[START Exercise input]

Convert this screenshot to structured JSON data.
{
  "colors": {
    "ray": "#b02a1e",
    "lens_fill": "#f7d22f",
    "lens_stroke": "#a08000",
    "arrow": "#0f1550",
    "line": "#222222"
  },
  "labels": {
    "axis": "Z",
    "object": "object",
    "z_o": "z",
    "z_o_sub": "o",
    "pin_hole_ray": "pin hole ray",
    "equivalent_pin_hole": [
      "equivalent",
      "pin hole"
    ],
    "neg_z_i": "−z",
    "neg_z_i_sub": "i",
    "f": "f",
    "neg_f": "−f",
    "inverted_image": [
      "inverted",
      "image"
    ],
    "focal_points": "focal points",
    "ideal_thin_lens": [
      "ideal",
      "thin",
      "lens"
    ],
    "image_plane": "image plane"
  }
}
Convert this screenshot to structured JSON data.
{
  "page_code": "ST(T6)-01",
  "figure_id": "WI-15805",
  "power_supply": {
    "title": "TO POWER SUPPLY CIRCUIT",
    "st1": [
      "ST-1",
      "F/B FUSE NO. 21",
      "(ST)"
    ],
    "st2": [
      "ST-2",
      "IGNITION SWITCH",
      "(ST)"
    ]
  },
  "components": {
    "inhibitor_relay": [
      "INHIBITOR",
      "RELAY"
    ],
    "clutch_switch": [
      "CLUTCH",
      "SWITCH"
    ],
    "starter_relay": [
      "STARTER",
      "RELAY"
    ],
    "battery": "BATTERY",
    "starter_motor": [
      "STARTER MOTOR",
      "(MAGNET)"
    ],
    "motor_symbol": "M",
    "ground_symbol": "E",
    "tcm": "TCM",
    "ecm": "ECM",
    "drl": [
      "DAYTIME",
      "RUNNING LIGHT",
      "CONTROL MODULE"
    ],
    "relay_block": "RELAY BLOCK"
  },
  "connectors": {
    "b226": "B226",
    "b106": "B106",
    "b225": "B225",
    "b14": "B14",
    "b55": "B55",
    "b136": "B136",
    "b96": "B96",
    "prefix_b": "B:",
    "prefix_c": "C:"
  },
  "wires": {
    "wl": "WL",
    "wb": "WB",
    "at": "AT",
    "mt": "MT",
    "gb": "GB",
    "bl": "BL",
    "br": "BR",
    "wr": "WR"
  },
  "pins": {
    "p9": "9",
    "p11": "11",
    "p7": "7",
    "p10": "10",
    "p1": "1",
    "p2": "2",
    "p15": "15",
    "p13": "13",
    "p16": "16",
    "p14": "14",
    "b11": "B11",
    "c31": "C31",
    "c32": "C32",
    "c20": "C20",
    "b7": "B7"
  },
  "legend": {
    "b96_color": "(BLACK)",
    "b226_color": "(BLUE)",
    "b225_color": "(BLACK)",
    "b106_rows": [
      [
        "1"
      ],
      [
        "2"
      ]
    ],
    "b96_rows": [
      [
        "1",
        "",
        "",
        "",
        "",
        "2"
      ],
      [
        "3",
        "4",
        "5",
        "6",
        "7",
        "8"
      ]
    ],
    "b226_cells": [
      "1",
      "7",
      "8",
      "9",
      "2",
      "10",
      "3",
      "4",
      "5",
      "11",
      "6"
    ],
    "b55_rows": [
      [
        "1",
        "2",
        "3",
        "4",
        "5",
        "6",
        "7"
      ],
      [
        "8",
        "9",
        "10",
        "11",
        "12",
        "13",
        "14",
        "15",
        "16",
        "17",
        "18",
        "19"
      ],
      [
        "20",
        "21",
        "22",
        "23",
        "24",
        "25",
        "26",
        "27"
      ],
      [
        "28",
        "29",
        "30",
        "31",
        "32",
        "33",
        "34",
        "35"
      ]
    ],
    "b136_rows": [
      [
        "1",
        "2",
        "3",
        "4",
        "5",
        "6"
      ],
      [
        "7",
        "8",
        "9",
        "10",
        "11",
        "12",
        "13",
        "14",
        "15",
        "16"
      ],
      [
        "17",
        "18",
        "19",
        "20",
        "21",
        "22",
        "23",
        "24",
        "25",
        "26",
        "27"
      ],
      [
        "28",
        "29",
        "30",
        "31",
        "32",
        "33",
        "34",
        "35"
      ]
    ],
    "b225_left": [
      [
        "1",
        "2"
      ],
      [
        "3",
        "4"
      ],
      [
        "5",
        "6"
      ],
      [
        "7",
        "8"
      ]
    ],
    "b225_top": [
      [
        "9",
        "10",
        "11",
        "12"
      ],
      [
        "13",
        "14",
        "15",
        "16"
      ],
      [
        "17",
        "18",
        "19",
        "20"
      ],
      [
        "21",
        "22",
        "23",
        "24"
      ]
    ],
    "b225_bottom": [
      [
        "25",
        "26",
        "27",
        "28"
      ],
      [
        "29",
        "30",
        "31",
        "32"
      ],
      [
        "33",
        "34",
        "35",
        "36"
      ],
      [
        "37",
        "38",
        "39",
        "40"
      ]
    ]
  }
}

[END Exercise input]

# Exercise goal
Reproduce all the records precisely.

# Exercise solution
Convert this screenshot to structured JSON data.
{
  "colors": {
    "ray": "#b02a1e",
    "lens_fill": "#f7d22f",
    "lens_stroke": "#a08000",
    "arrow": "#0f1550",
    "line": "#222222"
  },
  "labels": {
    "axis": "Z",
    "object": "object",
    "z_o": "z",
    "z_o_sub": "o",
    "pin_hole_ray": "pin hole ray",
    "equivalent_pin_hole": [
      "equivalent",
      "pin hole"
    ],
    "neg_z_i": "−z",
    "neg_z_i_sub": "i",
    "f": "f",
    "neg_f": "−f",
    "inverted_image": [
      "inverted",
      "image"
    ],
    "focal_points": "focal points",
    "ideal_thin_lens": [
      "ideal",
      "thin",
      "lens"
    ],
    "image_plane": "image plane"
  }
}
Convert this screenshot to structured JSON data.
{
  "page_code": "ST(T6)-01",
  "figure_id": "WI-15805",
  "power_supply": {
    "title": "TO POWER SUPPLY CIRCUIT",
    "st1": [
      "ST-1",
      "F/B FUSE NO. 21",
      "(ST)"
    ],
    "st2": [
      "ST-2",
      "IGNITION SWITCH",
      "(ST)"
    ]
  },
  "components": {
    "inhibitor_relay": [
      "INHIBITOR",
      "RELAY"
    ],
    "clutch_switch": [
      "CLUTCH",
      "SWITCH"
    ],
    "starter_relay": [
      "STARTER",
      "RELAY"
    ],
    "battery": "BATTERY",
    "starter_motor": [
      "STARTER MOTOR",
      "(MAGNET)"
    ],
    "motor_symbol": "M",
    "ground_symbol": "E",
    "tcm": "TCM",
    "ecm": "ECM",
    "drl": [
      "DAYTIME",
      "RUNNING LIGHT",
      "CONTROL MODULE"
    ],
    "relay_block": "RELAY BLOCK"
  },
  "connectors": {
    "b226": "B226",
    "b106": "B106",
    "b225": "B225",
    "b14": "B14",
    "b55": "B55",
    "b136": "B136",
    "b96": "B96",
    "prefix_b": "B:",
    "prefix_c": "C:"
  },
  "wires": {
    "wl": "WL",
    "wb": "WB",
    "at": "AT",
    "mt": "MT",
    "gb": "GB",
    "bl": "BL",
    "br": "BR",
    "wr": "WR"
  },
  "pins": {
    "p9": "9",
    "p11": "11",
    "p7": "7",
    "p10": "10",
    "p1": "1",
    "p2": "2",
    "p15": "15",
    "p13": "13",
    "p16": "16",
    "p14": "14",
    "b11": "B11",
    "c31": "C31",
    "c32": "C32",
    "c20": "C20",
    "b7": "B7"
  },
  "legend": {
    "b96_color": "(BLACK)",
    "b226_color": "(BLUE)",
    "b225_color": "(BLACK)",
    "b106_rows": [
      [
        "1"
      ],
      [
        "2"
      ]
    ],
    "b96_rows": [
      [
        "1",
        "",
        "",
        "",
        "",
        "2"
      ],
      [
        "3",
        "4",
        "5",
        "6",
        "7",
        "8"
      ]
    ],
    "b226_cells": [
      "1",
      "7",
      "8",
      "9",
      "2",
      "10",
      "3",
      "4",
      "5",
      "11",
      "6"
    ],
    "b55_rows": [
      [
        "1",
        "2",
        "3",
        "4",
        "5",
        "6",
        "7"
      ],
      [
        "8",
        "9",
        "10",
        "11",
        "12",
        "13",
        "14",
        "15",
        "16",
        "17",
        "18",
        "19"
      ],
      [
        "20",
        "21",
        "22",
        "23",
        "24",
        "25",
        "26",
        "27"
      ],
      [
        "28",
        "29",
        "30",
        "31",
        "32",
        "33",
        "34",
        "35"
      ]
    ],
    "b136_rows": [
      [
        "1",
        "2",
        "3",
        "4",
        "5",
        "6"
      ],
      [
        "7",
        "8",
        "9",
        "10",
        "11",
        "12",
        "13",
        "14",
        "15",
        "16"
      ],
      [
        "17",
        "18",
        "19",
        "20",
        "21",
        "22",
        "23",
        "24",
        "25",
        "26",
        "27"
      ],
      [
        "28",
        "29",
        "30",
        "31",
        "32",
        "33",
        "34",
        "35"
      ]
    ],
    "b225_left": [
      [
        "1",
        "2"
      ],
      [
        "3",
        "4"
      ],
      [
        "5",
        "6"
      ],
      [
        "7",
        "8"
      ]
    ],
    "b225_top": [
      [
        "9",
        "10",
        "11",
        "12"
      ],
      [
        "13",
        "14",
        "15",
        "16"
      ],
      [
        "17",
        "18",
        "19",
        "20"
      ],
      [
        "21",
        "22",
        "23",
        "24"
      ]
    ],
    "b225_bottom": [
      [
        "25",
        "26",
        "27",
        "28"
      ],
      [
        "29",
        "30",
        "31",
        "32"
      ],
      [
        "33",
        "34",
        "35",
        "36"
      ],
      [
        "37",
        "38",
        "39",
        "40"
      ]
    ]
  }
}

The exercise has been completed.